- [What is required] Provide the count of lines that hold "sentido" and no other output.
━━━ Available data ━━━
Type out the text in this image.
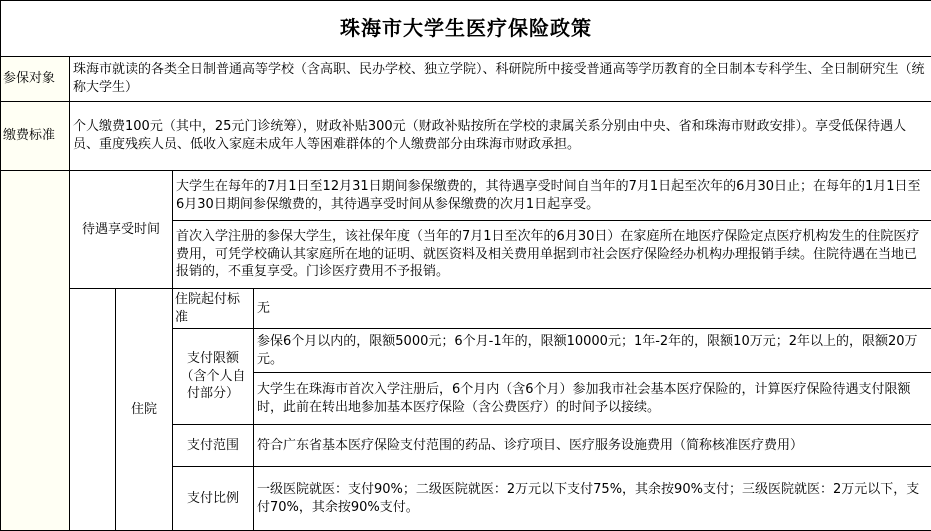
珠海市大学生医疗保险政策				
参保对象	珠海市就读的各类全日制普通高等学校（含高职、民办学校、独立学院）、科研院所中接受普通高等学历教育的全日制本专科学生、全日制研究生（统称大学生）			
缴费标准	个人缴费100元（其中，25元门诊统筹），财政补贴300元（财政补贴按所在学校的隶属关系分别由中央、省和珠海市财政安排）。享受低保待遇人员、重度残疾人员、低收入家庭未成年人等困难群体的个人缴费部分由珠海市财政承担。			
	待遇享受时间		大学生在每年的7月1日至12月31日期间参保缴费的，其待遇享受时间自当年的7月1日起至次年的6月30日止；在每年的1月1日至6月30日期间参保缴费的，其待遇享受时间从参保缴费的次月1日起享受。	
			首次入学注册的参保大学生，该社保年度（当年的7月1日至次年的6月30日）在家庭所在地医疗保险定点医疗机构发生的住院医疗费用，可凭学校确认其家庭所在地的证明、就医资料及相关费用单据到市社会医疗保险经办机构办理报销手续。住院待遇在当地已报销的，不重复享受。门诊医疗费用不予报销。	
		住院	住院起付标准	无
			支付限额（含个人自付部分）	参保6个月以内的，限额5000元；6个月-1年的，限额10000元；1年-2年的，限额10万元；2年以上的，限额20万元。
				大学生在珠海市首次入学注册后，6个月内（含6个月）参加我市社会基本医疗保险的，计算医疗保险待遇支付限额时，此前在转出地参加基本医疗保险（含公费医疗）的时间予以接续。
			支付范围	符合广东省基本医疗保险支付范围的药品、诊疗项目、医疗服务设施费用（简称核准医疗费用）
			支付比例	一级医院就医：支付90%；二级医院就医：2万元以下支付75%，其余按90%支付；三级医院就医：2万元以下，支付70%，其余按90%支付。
━━━
━━━ Available data ━━━
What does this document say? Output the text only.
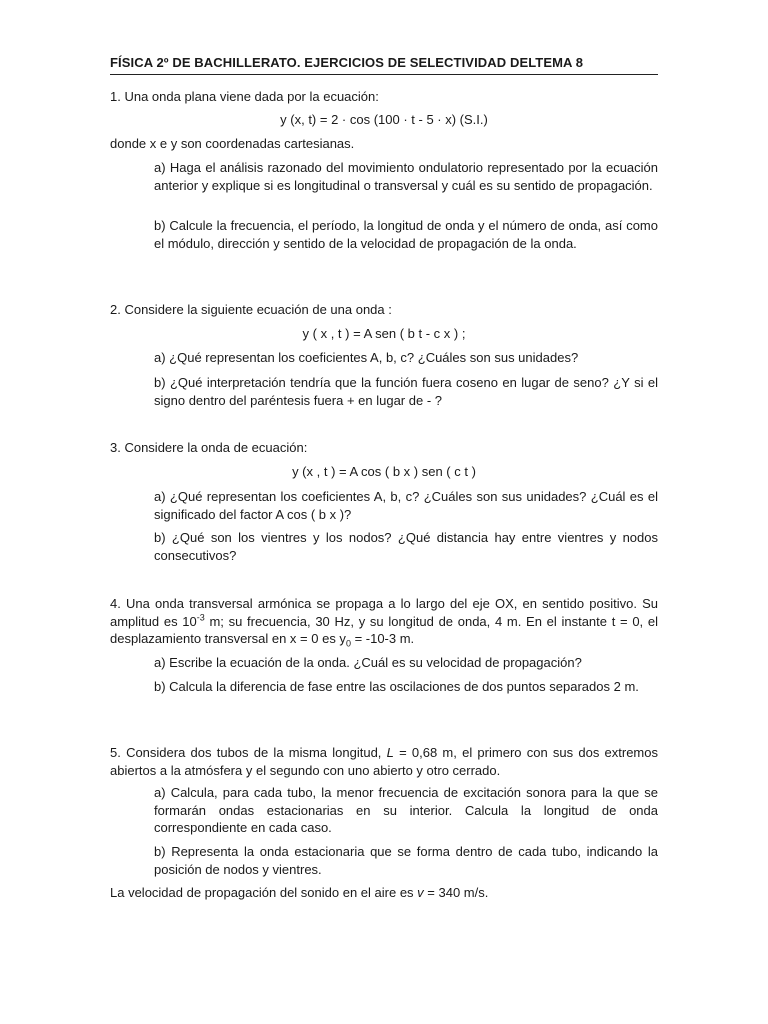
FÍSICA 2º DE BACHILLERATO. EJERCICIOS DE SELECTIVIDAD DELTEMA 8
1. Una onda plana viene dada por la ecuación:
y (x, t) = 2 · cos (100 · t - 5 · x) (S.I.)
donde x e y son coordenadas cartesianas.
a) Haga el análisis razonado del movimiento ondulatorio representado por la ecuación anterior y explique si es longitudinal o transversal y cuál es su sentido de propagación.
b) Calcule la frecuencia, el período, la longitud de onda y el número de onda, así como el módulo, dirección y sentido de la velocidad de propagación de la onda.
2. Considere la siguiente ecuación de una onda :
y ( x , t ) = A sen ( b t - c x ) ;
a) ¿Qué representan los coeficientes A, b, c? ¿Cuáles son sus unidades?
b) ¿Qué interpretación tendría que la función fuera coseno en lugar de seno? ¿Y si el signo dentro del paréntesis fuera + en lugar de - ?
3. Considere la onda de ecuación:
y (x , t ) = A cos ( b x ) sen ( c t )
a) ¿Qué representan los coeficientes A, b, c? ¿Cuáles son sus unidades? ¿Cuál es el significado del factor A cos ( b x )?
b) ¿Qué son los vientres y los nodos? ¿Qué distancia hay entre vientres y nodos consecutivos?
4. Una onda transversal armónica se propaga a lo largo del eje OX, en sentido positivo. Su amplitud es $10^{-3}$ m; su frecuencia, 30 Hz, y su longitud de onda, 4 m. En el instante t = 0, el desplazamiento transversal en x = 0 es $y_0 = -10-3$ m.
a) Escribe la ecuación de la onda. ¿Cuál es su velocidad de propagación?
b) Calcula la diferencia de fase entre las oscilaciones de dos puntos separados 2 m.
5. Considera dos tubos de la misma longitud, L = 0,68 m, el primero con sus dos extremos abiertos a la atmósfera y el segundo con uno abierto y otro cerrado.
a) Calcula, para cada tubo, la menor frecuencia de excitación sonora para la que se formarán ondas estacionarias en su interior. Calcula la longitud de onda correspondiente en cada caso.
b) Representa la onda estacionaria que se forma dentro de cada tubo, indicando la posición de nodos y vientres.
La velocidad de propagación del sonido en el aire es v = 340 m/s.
━━━
- [Worked answer] 3